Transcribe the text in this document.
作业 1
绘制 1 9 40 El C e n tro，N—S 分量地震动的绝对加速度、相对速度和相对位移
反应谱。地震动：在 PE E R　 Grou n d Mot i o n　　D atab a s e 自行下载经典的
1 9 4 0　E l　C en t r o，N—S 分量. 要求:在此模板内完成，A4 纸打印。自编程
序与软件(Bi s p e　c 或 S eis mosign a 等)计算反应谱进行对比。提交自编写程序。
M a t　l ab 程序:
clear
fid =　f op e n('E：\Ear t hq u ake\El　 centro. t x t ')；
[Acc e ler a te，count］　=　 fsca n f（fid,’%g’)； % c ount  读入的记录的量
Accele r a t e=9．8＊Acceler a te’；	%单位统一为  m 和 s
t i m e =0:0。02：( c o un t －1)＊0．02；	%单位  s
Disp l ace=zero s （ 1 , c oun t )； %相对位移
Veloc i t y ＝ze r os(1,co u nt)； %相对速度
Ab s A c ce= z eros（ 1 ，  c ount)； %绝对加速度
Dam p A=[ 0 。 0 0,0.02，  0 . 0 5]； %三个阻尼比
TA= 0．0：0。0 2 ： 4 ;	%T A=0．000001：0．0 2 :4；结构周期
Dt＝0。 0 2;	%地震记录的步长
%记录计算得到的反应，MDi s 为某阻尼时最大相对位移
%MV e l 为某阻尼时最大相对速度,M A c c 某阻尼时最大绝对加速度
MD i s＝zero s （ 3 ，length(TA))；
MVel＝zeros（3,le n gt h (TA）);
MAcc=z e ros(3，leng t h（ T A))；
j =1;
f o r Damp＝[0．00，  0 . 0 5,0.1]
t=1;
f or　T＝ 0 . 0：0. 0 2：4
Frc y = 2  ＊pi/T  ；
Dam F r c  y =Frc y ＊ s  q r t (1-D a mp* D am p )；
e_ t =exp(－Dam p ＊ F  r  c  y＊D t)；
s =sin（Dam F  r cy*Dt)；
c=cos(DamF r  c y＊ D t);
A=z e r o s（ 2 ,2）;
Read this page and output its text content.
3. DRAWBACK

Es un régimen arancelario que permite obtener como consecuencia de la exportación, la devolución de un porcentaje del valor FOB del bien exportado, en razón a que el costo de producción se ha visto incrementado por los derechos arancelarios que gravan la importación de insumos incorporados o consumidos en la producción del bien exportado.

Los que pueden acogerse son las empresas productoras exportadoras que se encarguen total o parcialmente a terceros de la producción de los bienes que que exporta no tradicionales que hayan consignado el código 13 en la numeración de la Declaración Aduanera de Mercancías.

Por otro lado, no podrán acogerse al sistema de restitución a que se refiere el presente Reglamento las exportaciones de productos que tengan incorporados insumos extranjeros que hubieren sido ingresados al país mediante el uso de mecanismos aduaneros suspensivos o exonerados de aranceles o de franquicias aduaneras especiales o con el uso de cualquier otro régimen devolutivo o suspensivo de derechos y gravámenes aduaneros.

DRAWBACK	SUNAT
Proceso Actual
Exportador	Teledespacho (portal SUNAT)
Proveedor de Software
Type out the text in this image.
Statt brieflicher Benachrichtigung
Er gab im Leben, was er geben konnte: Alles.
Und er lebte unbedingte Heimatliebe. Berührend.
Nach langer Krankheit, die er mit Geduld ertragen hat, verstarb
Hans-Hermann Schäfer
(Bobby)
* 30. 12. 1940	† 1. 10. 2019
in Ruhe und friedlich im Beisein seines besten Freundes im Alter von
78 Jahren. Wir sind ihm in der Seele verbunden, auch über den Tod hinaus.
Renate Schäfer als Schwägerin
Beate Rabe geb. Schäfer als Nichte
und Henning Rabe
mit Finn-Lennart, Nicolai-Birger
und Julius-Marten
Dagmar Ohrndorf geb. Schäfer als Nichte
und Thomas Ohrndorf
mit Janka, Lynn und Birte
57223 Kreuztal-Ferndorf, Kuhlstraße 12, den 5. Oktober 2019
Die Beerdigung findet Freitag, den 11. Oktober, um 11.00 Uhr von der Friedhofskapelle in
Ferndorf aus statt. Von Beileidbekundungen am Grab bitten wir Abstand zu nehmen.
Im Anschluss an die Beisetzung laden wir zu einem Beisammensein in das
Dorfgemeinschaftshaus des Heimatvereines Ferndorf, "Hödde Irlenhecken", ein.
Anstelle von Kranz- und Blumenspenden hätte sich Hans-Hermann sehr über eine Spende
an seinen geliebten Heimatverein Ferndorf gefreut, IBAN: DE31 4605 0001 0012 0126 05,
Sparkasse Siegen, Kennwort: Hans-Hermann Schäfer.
· · · · · · ·
GIVEN REQUEST :: All of the data shown above must be copied exactly.

ANSWER IN FULL ::
Transcribe the text in this document.
作业 1
绘制 1 9 40 El C e n tro，N—S 分量地震动的绝对加速度、相对速度和相对位移
反应谱。地震动：在 PE E R　 Grou n d Mot i o n　　D atab a s e 自行下载经典的
1 9 4 0　E l　C en t r o，N—S 分量. 要求:在此模板内完成，A4 纸打印。自编程
序与软件(Bi s p e　c 或 S eis mosign a 等)计算反应谱进行对比。提交自编写程序。
M a t　l ab 程序:
clear
fid =　f op e n('E：\Ear t hq u ake\El　 centro. t x t ')；
[Acc e ler a te，count］　=　 fsca n f（fid,’%g’)； % c ount  读入的记录的量
Accele r a t e=9．8＊Acceler a te’；	%单位统一为  m 和 s
t i m e =0:0。02：( c o un t －1)＊0．02；	%单位  s
Disp l ace=zero s （ 1 , c oun t )； %相对位移
Veloc i t y ＝ze r os(1,co u nt)； %相对速度
Ab s A c ce= z eros（ 1 ，  c ount)； %绝对加速度
Dam p A=[ 0 。 0 0,0.02，  0 . 0 5]； %三个阻尼比
TA= 0．0：0。0 2 ： 4 ;	%T A=0．000001：0．0 2 :4；结构周期
Dt＝0。 0 2;	%地震记录的步长
%记录计算得到的反应，MDi s 为某阻尼时最大相对位移
%MV e l 为某阻尼时最大相对速度,M A c c 某阻尼时最大绝对加速度
MD i s＝zero s （ 3 ，length(TA))；
MVel＝zeros（3,le n gt h (TA）);
MAcc=z e ros(3，leng t h（ T A))；
j =1;
f o r Damp＝[0．00，  0 . 0 5,0.1]
t=1;
f or　T＝ 0 . 0：0. 0 2：4
Frc y = 2  ＊pi/T  ；
Dam F r c  y =Frc y ＊ s  q r t (1-D a mp* D am p )；
e_ t =exp(－Dam p ＊ F  r  c  y＊D t)；
s =sin（Dam F  r cy*Dt)；
c=cos(DamF r  c y＊ D t);
A=z e r o s（ 2 ,2）;
Read this page and output its text content.
3. DRAWBACK

Es un régimen arancelario que permite obtener como consecuencia de la exportación, la devolución de un porcentaje del valor FOB del bien exportado, en razón a que el costo de producción se ha visto incrementado por los derechos arancelarios que gravan la importación de insumos incorporados o consumidos en la producción del bien exportado.

Los que pueden acogerse son las empresas productoras exportadoras que se encarguen total o parcialmente a terceros de la producción de los bienes que que exporta no tradicionales que hayan consignado el código 13 en la numeración de la Declaración Aduanera de Mercancías.

Por otro lado, no podrán acogerse al sistema de restitución a que se refiere el presente Reglamento las exportaciones de productos que tengan incorporados insumos extranjeros que hubieren sido ingresados al país mediante el uso de mecanismos aduaneros suspensivos o exonerados de aranceles o de franquicias aduaneras especiales o con el uso de cualquier otro régimen devolutivo o suspensivo de derechos y gravámenes aduaneros.

DRAWBACK	SUNAT
Proceso Actual
Exportador	Teledespacho (portal SUNAT)
Proveedor de Software
Type out the text in this image.
Statt brieflicher Benachrichtigung
Er gab im Leben, was er geben konnte: Alles.
Und er lebte unbedingte Heimatliebe. Berührend.
Nach langer Krankheit, die er mit Geduld ertragen hat, verstarb
Hans-Hermann Schäfer
(Bobby)
* 30. 12. 1940	† 1. 10. 2019
in Ruhe und friedlich im Beisein seines besten Freundes im Alter von
78 Jahren. Wir sind ihm in der Seele verbunden, auch über den Tod hinaus.
Renate Schäfer als Schwägerin
Beate Rabe geb. Schäfer als Nichte
und Henning Rabe
mit Finn-Lennart, Nicolai-Birger
und Julius-Marten
Dagmar Ohrndorf geb. Schäfer als Nichte
und Thomas Ohrndorf
mit Janka, Lynn und Birte
57223 Kreuztal-Ferndorf, Kuhlstraße 12, den 5. Oktober 2019
Die Beerdigung findet Freitag, den 11. Oktober, um 11.00 Uhr von der Friedhofskapelle in
Ferndorf aus statt. Von Beileidbekundungen am Grab bitten wir Abstand zu nehmen.
Im Anschluss an die Beisetzung laden wir zu einem Beisammensein in das
Dorfgemeinschaftshaus des Heimatvereines Ferndorf, "Hödde Irlenhecken", ein.
Anstelle von Kranz- und Blumenspenden hätte sich Hans-Hermann sehr über eine Spende
an seinen geliebten Heimatverein Ferndorf gefreut, IBAN: DE31 4605 0001 0012 0126 05,
Sparkasse Siegen, Kennwort: Hans-Hermann Schäfer.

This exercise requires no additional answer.